▶ **Directions**: Transcribe the entries that follow, word for word.

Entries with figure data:
================================
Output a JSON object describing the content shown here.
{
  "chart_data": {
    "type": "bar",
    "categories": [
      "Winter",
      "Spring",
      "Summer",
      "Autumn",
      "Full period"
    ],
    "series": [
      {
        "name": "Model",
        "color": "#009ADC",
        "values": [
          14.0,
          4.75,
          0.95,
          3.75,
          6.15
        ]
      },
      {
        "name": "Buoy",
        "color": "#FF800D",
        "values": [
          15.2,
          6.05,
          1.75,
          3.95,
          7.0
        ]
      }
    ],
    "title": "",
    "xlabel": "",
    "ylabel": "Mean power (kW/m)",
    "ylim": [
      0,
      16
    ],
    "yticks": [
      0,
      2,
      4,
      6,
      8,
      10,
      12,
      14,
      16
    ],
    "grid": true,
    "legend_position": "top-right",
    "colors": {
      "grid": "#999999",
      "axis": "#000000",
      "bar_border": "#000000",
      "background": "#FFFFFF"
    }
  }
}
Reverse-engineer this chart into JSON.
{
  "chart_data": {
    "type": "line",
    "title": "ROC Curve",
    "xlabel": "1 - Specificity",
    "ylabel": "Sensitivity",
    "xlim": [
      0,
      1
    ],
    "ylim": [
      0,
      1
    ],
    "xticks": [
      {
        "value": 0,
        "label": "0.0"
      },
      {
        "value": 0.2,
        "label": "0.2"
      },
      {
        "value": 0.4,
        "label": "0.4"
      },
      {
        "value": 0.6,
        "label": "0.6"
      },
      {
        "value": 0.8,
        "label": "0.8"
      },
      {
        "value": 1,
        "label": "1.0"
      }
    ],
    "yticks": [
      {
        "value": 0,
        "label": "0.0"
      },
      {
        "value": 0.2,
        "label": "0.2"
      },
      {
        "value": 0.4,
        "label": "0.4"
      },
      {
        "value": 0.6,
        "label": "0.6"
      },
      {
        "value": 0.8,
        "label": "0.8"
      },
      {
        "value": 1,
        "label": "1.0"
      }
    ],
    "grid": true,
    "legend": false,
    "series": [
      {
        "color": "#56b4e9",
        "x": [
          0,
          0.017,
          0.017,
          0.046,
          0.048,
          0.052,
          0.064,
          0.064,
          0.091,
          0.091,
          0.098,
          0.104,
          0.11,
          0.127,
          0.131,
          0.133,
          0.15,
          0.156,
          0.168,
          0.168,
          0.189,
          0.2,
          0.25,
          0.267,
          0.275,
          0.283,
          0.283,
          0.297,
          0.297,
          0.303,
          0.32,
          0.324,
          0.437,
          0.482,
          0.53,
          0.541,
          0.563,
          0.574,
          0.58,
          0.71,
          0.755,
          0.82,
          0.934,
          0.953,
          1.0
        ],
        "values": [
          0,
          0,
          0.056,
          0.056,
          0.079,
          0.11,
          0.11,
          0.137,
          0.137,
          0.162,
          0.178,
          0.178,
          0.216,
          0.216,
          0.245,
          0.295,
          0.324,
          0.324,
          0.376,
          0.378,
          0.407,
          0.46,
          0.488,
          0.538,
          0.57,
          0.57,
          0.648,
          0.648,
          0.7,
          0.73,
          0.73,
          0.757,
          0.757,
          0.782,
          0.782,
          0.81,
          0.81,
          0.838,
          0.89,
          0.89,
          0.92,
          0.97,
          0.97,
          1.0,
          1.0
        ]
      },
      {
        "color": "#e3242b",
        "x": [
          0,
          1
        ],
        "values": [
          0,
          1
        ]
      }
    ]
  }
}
================================
▶ **Task response**:
Output a JSON object describing the content shown here.
{
  "chart_data": {
    "type": "bar",
    "categories": [
      "Winter",
      "Spring",
      "Summer",
      "Autumn",
      "Full period"
    ],
    "series": [
      {
        "name": "Model",
        "color": "#009ADC",
        "values": [
          14.0,
          4.75,
          0.95,
          3.75,
          6.15
        ]
      },
      {
        "name": "Buoy",
        "color": "#FF800D",
        "values": [
          15.2,
          6.05,
          1.75,
          3.95,
          7.0
        ]
      }
    ],
    "title": "",
    "xlabel": "",
    "ylabel": "Mean power (kW/m)",
    "ylim": [
      0,
      16
    ],
    "yticks": [
      0,
      2,
      4,
      6,
      8,
      10,
      12,
      14,
      16
    ],
    "grid": true,
    "legend_position": "top-right",
    "colors": {
      "grid": "#999999",
      "axis": "#000000",
      "bar_border": "#000000",
      "background": "#FFFFFF"
    }
  }
}
Reverse-engineer this chart into JSON.
{
  "chart_data": {
    "type": "line",
    "title": "ROC Curve",
    "xlabel": "1 - Specificity",
    "ylabel": "Sensitivity",
    "xlim": [
      0,
      1
    ],
    "ylim": [
      0,
      1
    ],
    "xticks": [
      {
        "value": 0,
        "label": "0.0"
      },
      {
        "value": 0.2,
        "label": "0.2"
      },
      {
        "value": 0.4,
        "label": "0.4"
      },
      {
        "value": 0.6,
        "label": "0.6"
      },
      {
        "value": 0.8,
        "label": "0.8"
      },
      {
        "value": 1,
        "label": "1.0"
      }
    ],
    "yticks": [
      {
        "value": 0,
        "label": "0.0"
      },
      {
        "value": 0.2,
        "label": "0.2"
      },
      {
        "value": 0.4,
        "label": "0.4"
      },
      {
        "value": 0.6,
        "label": "0.6"
      },
      {
        "value": 0.8,
        "label": "0.8"
      },
      {
        "value": 1,
        "label": "1.0"
      }
    ],
    "grid": true,
    "legend": false,
    "series": [
      {
        "color": "#56b4e9",
        "x": [
          0,
          0.017,
          0.017,
          0.046,
          0.048,
          0.052,
          0.064,
          0.064,
          0.091,
          0.091,
          0.098,
          0.104,
          0.11,
          0.127,
          0.131,
          0.133,
          0.15,
          0.156,
          0.168,
          0.168,
          0.189,
          0.2,
          0.25,
          0.267,
          0.275,
          0.283,
          0.283,
          0.297,
          0.297,
          0.303,
          0.32,
          0.324,
          0.437,
          0.482,
          0.53,
          0.541,
          0.563,
          0.574,
          0.58,
          0.71,
          0.755,
          0.82,
          0.934,
          0.953,
          1.0
        ],
        "values": [
          0,
          0,
          0.056,
          0.056,
          0.079,
          0.11,
          0.11,
          0.137,
          0.137,
          0.162,
          0.178,
          0.178,
          0.216,
          0.216,
          0.245,
          0.295,
          0.324,
          0.324,
          0.376,
          0.378,
          0.407,
          0.46,
          0.488,
          0.538,
          0.57,
          0.57,
          0.648,
          0.648,
          0.7,
          0.73,
          0.73,
          0.757,
          0.757,
          0.782,
          0.782,
          0.81,
          0.81,
          0.838,
          0.89,
          0.89,
          0.92,
          0.97,
          0.97,
          1.0,
          1.0
        ]
      },
      {
        "color": "#e3242b",
        "x": [
          0,
          1
        ],
        "values": [
          0,
          1
        ]
      }
    ]
  }
}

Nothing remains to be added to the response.